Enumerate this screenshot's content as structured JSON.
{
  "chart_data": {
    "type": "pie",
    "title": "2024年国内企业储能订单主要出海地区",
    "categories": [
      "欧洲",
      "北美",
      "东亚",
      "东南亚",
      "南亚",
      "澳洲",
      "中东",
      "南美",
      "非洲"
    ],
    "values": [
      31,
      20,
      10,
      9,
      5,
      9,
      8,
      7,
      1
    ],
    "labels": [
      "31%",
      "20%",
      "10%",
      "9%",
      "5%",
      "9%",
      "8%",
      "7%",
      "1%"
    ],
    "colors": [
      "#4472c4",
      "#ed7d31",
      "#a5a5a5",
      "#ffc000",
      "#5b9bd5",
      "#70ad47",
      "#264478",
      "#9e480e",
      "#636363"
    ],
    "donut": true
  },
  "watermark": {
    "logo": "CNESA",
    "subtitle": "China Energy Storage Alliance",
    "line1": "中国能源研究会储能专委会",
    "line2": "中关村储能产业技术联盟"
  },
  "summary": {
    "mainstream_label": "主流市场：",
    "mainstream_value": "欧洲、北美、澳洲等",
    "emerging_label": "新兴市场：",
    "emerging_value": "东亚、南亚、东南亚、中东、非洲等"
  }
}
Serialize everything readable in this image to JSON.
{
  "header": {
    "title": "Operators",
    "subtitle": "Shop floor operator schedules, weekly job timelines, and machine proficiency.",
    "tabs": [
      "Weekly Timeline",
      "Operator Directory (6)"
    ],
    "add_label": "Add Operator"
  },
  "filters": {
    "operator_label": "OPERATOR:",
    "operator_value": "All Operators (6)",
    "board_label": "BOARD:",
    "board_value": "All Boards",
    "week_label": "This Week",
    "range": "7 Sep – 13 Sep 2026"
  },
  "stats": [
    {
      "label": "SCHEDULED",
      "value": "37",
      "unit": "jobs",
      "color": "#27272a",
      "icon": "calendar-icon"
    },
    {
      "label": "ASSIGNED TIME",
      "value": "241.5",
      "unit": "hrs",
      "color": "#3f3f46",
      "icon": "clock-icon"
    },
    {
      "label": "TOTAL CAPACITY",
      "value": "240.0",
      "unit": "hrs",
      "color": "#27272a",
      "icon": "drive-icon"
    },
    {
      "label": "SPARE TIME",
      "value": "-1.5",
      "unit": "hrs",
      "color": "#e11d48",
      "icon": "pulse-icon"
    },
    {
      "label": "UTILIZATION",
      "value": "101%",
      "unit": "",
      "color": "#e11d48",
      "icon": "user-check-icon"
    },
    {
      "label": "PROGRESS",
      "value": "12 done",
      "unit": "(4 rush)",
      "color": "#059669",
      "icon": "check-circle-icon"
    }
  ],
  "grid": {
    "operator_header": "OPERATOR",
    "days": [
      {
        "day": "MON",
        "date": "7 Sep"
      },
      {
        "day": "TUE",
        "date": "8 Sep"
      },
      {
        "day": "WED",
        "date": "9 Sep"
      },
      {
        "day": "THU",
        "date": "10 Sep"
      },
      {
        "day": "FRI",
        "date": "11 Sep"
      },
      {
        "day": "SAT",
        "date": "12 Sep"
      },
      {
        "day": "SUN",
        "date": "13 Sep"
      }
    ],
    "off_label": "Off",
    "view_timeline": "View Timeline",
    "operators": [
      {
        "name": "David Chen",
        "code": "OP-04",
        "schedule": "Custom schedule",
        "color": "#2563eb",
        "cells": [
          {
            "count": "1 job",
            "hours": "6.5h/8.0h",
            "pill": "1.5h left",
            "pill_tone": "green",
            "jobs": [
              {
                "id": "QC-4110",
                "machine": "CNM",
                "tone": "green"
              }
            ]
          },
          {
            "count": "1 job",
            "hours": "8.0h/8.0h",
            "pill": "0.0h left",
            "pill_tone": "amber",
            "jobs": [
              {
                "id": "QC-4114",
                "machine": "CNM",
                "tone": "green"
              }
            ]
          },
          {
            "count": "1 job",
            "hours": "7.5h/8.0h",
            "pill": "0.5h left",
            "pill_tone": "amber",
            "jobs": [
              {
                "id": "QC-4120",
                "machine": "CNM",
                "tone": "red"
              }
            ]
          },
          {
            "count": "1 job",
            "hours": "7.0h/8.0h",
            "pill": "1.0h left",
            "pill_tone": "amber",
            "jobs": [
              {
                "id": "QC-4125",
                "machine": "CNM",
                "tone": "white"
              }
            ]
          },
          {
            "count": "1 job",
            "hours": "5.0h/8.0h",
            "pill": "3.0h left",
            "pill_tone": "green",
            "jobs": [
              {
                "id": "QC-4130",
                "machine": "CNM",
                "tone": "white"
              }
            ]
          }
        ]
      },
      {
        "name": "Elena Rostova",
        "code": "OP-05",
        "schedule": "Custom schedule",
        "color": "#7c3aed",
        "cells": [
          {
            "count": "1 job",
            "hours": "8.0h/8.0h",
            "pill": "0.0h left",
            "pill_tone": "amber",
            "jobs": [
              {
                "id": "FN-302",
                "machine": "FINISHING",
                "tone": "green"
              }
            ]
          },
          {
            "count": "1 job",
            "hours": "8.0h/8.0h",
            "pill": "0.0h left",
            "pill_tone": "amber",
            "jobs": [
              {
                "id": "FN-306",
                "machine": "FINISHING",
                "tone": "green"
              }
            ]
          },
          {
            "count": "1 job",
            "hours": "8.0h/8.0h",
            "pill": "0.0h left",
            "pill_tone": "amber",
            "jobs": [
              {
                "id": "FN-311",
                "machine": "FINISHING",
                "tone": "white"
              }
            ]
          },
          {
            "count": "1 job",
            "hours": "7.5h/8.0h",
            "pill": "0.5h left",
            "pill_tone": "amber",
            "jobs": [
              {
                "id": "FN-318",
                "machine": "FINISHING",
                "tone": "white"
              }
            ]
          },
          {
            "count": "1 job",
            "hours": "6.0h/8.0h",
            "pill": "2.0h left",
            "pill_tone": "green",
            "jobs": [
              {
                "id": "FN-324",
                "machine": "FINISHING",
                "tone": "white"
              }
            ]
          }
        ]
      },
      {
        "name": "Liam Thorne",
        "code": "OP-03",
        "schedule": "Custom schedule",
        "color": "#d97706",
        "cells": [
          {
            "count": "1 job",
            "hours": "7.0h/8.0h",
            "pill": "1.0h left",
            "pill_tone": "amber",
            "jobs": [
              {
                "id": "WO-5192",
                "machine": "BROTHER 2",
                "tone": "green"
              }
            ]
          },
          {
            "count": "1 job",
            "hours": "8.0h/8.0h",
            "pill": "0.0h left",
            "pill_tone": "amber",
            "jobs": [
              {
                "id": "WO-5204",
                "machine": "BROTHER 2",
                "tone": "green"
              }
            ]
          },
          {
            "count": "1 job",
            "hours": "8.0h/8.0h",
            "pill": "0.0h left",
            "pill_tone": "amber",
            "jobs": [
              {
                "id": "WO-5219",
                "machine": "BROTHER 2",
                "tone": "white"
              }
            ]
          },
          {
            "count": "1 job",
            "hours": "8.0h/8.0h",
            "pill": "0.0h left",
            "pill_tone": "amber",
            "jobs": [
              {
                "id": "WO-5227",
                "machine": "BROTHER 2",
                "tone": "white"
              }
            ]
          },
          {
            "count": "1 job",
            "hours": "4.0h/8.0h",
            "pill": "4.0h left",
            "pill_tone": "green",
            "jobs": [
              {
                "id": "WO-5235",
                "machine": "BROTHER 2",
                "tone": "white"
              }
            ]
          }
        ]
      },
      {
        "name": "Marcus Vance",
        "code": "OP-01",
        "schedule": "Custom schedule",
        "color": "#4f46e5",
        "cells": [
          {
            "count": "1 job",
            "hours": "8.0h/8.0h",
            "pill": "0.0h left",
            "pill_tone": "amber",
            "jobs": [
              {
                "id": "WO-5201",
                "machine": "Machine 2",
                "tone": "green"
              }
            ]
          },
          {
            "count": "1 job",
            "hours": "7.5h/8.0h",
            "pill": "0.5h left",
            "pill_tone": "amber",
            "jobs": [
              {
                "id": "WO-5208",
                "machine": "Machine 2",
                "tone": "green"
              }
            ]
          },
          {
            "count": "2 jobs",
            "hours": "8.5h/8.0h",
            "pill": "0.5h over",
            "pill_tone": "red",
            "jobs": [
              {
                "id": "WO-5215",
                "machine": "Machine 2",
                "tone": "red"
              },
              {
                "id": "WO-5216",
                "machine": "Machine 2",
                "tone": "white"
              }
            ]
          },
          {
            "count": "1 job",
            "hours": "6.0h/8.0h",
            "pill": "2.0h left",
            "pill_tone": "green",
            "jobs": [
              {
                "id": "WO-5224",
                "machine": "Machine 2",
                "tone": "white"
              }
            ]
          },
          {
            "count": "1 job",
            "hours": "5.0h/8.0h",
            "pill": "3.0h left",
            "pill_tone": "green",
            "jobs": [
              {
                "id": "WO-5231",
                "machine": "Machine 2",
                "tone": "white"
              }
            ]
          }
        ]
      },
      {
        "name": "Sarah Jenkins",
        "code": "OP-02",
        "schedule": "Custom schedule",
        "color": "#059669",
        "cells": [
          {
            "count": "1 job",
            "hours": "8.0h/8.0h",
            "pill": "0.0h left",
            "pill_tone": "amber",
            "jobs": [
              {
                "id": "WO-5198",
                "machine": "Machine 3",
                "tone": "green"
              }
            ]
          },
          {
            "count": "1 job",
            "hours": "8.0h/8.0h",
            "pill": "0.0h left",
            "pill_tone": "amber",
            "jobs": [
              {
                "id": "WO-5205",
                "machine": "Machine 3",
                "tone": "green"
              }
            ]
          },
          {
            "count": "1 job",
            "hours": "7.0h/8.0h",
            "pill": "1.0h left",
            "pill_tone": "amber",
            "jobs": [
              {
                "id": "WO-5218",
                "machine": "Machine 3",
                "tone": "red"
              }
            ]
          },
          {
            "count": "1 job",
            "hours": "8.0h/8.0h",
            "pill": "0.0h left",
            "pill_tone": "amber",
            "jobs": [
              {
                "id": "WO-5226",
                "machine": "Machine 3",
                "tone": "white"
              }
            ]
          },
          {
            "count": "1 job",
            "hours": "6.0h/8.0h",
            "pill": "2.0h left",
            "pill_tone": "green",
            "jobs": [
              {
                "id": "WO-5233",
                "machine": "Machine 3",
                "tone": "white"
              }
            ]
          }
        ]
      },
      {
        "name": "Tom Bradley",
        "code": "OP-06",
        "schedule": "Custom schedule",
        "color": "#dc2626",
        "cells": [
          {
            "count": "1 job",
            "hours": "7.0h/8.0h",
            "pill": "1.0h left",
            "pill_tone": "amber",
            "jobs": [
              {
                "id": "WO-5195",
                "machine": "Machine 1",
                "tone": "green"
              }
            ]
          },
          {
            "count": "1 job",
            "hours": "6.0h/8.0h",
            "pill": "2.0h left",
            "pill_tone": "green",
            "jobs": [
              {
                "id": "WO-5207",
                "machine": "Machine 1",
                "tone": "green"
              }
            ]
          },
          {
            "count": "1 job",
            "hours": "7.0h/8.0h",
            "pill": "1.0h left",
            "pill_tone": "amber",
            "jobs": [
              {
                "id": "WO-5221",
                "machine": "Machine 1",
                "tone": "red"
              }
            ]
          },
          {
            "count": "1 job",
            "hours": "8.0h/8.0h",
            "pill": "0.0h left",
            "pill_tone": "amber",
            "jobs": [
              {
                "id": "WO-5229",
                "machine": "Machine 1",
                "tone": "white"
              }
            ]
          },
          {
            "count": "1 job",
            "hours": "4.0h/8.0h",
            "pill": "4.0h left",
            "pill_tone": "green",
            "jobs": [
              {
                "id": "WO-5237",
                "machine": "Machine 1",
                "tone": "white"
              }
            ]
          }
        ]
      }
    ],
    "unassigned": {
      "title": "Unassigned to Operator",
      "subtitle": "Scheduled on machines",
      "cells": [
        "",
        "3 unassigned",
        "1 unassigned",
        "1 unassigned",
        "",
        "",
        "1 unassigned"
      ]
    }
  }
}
-------------------------
• **WHAT IS REQUIRED**
Which lines in the listing above hold the word "date"? Show each of them.

• **EXERCISE RESPONSE**
        "date": "7 Sep"
        "date": "8 Sep"
        "date": "9 Sep"
        "date": "10 Sep"
        "date": "11 Sep"
        "date": "12 Sep"
        "date": "13 Sep"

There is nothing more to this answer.